● **Problem details**: Drop every picture and give the entries back exactly.
____
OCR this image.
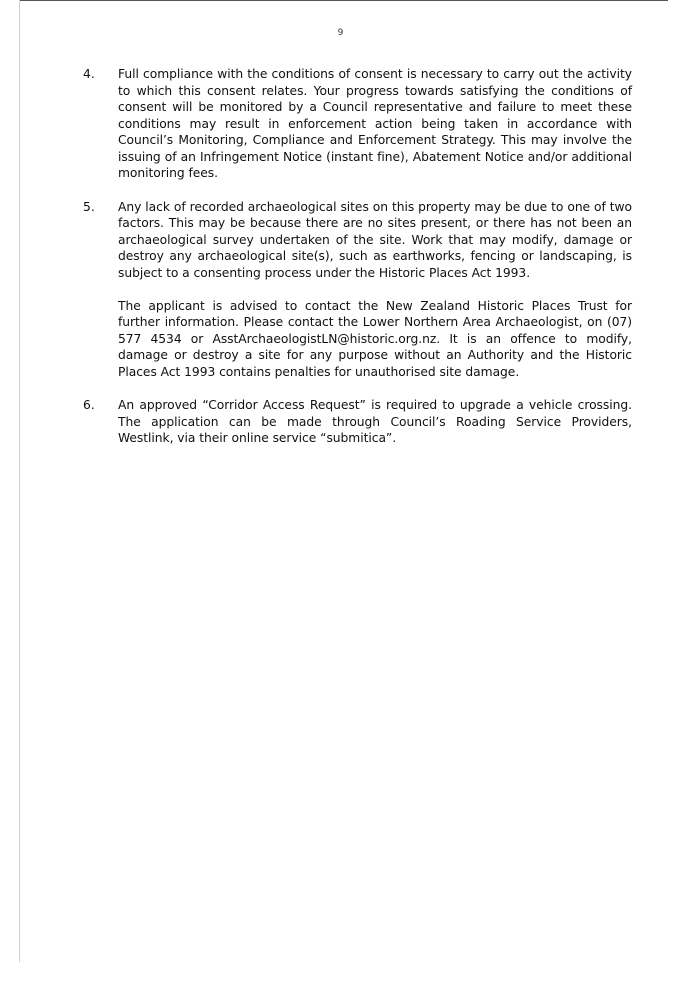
9
4. Full compliance with the conditions of consent is necessary to carry out the activity to which this consent relates. Your progress towards satisfying the conditions of consent will be monitored by a Council representative and failure to meet these conditions may result in enforcement action being taken in accordance with Council’s Monitoring, Compliance and Enforcement Strategy. This may involve the issuing of an Infringement Notice (instant fine), Abatement Notice and/or additional monitoring fees.

5. Any lack of recorded archaeological sites on this property may be due to one of two factors. This may be because there are no sites present, or there has not been an archaeological survey undertaken of the site. Work that may modify, damage or destroy any archaeological site(s), such as earthworks, fencing or landscaping, is subject to a consenting process under the Historic Places Act 1993.

The applicant is advised to contact the New Zealand Historic Places Trust for further information. Please contact the Lower Northern Area Archaeologist, on (07) 577 4534 or AsstArchaeologistLN@historic.org.nz. It is an offence to modify, damage or destroy a site for any purpose without an Authority and the Historic Places Act 1993 contains penalties for unauthorised site damage.

6. An approved “Corridor Access Request” is required to upgrade a vehicle crossing. The application can be made through Council’s Roading Service Providers, Westlink, via their online service “submitica”.
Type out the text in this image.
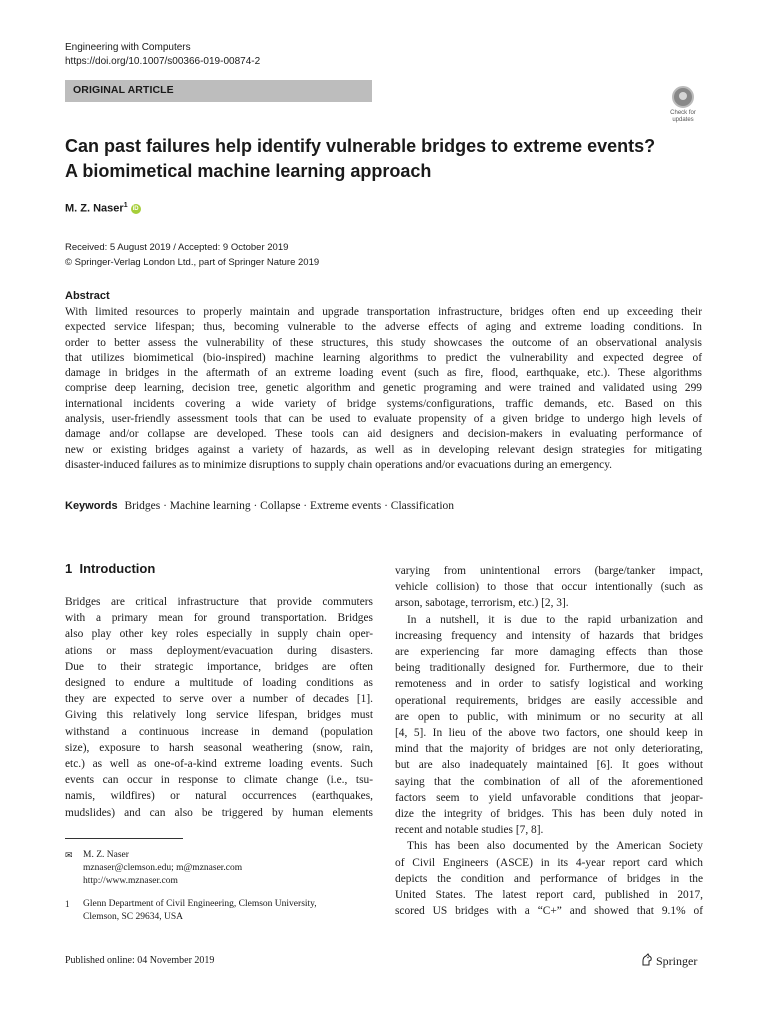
Engineering with Computers
https://doi.org/10.1007/s00366-019-00874-2
ORIGINAL ARTICLE
Check for
updates
Can past failures help identify vulnerable bridges to extreme events?
A biomimetical machine learning approach
M. Z. Naser$^1$ iD
Received: 5 August 2019 / Accepted: 9 October 2019
© Springer-Verlag London Ltd., part of Springer Nature 2019
Abstract
With limited resources to properly maintain and upgrade transportation infrastructure, bridges often end up exceeding their
expected service lifespan; thus, becoming vulnerable to the adverse effects of aging and extreme loading conditions. In
order to better assess the vulnerability of these structures, this study showcases the outcome of an observational analysis
that utilizes biomimetical (bio-inspired) machine learning algorithms to predict the vulnerability and expected degree of
damage in bridges in the aftermath of an extreme loading event (such as fire, flood, earthquake, etc.). These algorithms
comprise deep learning, decision tree, genetic algorithm and genetic programing and were trained and validated using 299
international incidents covering a wide variety of bridge systems/configurations, traffic demands, etc. Based on this
analysis, user-friendly assessment tools that can be used to evaluate propensity of a given bridge to undergo high levels of
damage and/or collapse are developed. These tools can aid designers and decision-makers in evaluating performance of
new or existing bridges against a variety of hazards, as well as in developing relevant design strategies for mitigating
disaster-induced failures as to minimize disruptions to supply chain operations and/or evacuations during an emergency.
Keywords Bridges · Machine learning · Collapse · Extreme events · Classification
1 Introduction
Bridges are critical infrastructure that provide commuters
with a primary mean for ground transportation. Bridges
also play other key roles especially in supply chain oper-
ations or mass deployment/evacuation during disasters.
Due to their strategic importance, bridges are often
designed to endure a multitude of loading conditions as
they are expected to serve over a number of decades [1].
Giving this relatively long service lifespan, bridges must
withstand a continuous increase in demand (population
size), exposure to harsh seasonal weathering (snow, rain,
etc.) as well as one-of-a-kind extreme loading events. Such
events can occur in response to climate change (i.e., tsu-
namis, wildfires) or natural occurrences (earthquakes,
mudslides) and can also be triggered by human elements
varying from unintentional errors (barge/tanker impact,
vehicle collision) to those that occur intentionally (such as
arson, sabotage, terrorism, etc.) [2, 3].
In a nutshell, it is due to the rapid urbanization and
increasing frequency and intensity of hazards that bridges
are experiencing far more damaging effects than those
being traditionally designed for. Furthermore, due to their
remoteness and in order to satisfy logistical and working
operational requirements, bridges are easily accessible and
are open to public, with minimum or no security at all
[4, 5]. In lieu of the above two factors, one should keep in
mind that the majority of bridges are not only deteriorating,
but are also inadequately maintained [6]. It goes without
saying that the combination of all of the aforementioned
factors seem to yield unfavorable conditions that jeopar-
dize the integrity of bridges. This has been duly noted in
recent and notable studies [7, 8].
This has been also documented by the American Society
of Civil Engineers (ASCE) in its 4-year report card which
depicts the condition and performance of bridges in the
United States. The latest report card, published in 2017,
scored US bridges with a “C+” and showed that 9.1% of
✉ M. Z. Naser
mznaser@clemson.edu; m@mznaser.com
http://www.mznaser.com
1 Glenn Department of Civil Engineering, Clemson University,
Clemson, SC 29634, USA
Published online: 04 November 2019	Springer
____
● **The result**:
OCR this image.
9
4. Full compliance with the conditions of consent is necessary to carry out the activity to which this consent relates. Your progress towards satisfying the conditions of consent will be monitored by a Council representative and failure to meet these conditions may result in enforcement action being taken in accordance with Council’s Monitoring, Compliance and Enforcement Strategy. This may involve the issuing of an Infringement Notice (instant fine), Abatement Notice and/or additional monitoring fees.

5. Any lack of recorded archaeological sites on this property may be due to one of two factors. This may be because there are no sites present, or there has not been an archaeological survey undertaken of the site. Work that may modify, damage or destroy any archaeological site(s), such as earthworks, fencing or landscaping, is subject to a consenting process under the Historic Places Act 1993.

The applicant is advised to contact the New Zealand Historic Places Trust for further information. Please contact the Lower Northern Area Archaeologist, on (07) 577 4534 or AsstArchaeologistLN@historic.org.nz. It is an offence to modify, damage or destroy a site for any purpose without an Authority and the Historic Places Act 1993 contains penalties for unauthorised site damage.

6. An approved “Corridor Access Request” is required to upgrade a vehicle crossing. The application can be made through Council’s Roading Service Providers, Westlink, via their online service “submitica”.
Type out the text in this image.
Engineering with Computers
https://doi.org/10.1007/s00366-019-00874-2
ORIGINAL ARTICLE
Check for
updates
Can past failures help identify vulnerable bridges to extreme events?
A biomimetical machine learning approach
M. Z. Naser$^1$ iD
Received: 5 August 2019 / Accepted: 9 October 2019
© Springer-Verlag London Ltd., part of Springer Nature 2019
Abstract
With limited resources to properly maintain and upgrade transportation infrastructure, bridges often end up exceeding their
expected service lifespan; thus, becoming vulnerable to the adverse effects of aging and extreme loading conditions. In
order to better assess the vulnerability of these structures, this study showcases the outcome of an observational analysis
that utilizes biomimetical (bio-inspired) machine learning algorithms to predict the vulnerability and expected degree of
damage in bridges in the aftermath of an extreme loading event (such as fire, flood, earthquake, etc.). These algorithms
comprise deep learning, decision tree, genetic algorithm and genetic programing and were trained and validated using 299
international incidents covering a wide variety of bridge systems/configurations, traffic demands, etc. Based on this
analysis, user-friendly assessment tools that can be used to evaluate propensity of a given bridge to undergo high levels of
damage and/or collapse are developed. These tools can aid designers and decision-makers in evaluating performance of
new or existing bridges against a variety of hazards, as well as in developing relevant design strategies for mitigating
disaster-induced failures as to minimize disruptions to supply chain operations and/or evacuations during an emergency.
Keywords Bridges · Machine learning · Collapse · Extreme events · Classification
1 Introduction
Bridges are critical infrastructure that provide commuters
with a primary mean for ground transportation. Bridges
also play other key roles especially in supply chain oper-
ations or mass deployment/evacuation during disasters.
Due to their strategic importance, bridges are often
designed to endure a multitude of loading conditions as
they are expected to serve over a number of decades [1].
Giving this relatively long service lifespan, bridges must
withstand a continuous increase in demand (population
size), exposure to harsh seasonal weathering (snow, rain,
etc.) as well as one-of-a-kind extreme loading events. Such
events can occur in response to climate change (i.e., tsu-
namis, wildfires) or natural occurrences (earthquakes,
mudslides) and can also be triggered by human elements
varying from unintentional errors (barge/tanker impact,
vehicle collision) to those that occur intentionally (such as
arson, sabotage, terrorism, etc.) [2, 3].
In a nutshell, it is due to the rapid urbanization and
increasing frequency and intensity of hazards that bridges
are experiencing far more damaging effects than those
being traditionally designed for. Furthermore, due to their
remoteness and in order to satisfy logistical and working
operational requirements, bridges are easily accessible and
are open to public, with minimum or no security at all
[4, 5]. In lieu of the above two factors, one should keep in
mind that the majority of bridges are not only deteriorating,
but are also inadequately maintained [6]. It goes without
saying that the combination of all of the aforementioned
factors seem to yield unfavorable conditions that jeopar-
dize the integrity of bridges. This has been duly noted in
recent and notable studies [7, 8].
This has been also documented by the American Society
of Civil Engineers (ASCE) in its 4-year report card which
depicts the condition and performance of bridges in the
United States. The latest report card, published in 2017,
scored US bridges with a “C+” and showed that 9.1% of
✉ M. Z. Naser
mznaser@clemson.edu; m@mznaser.com
http://www.mznaser.com
1 Glenn Department of Civil Engineering, Clemson University,
Clemson, SC 29634, USA
Published online: 04 November 2019	Springer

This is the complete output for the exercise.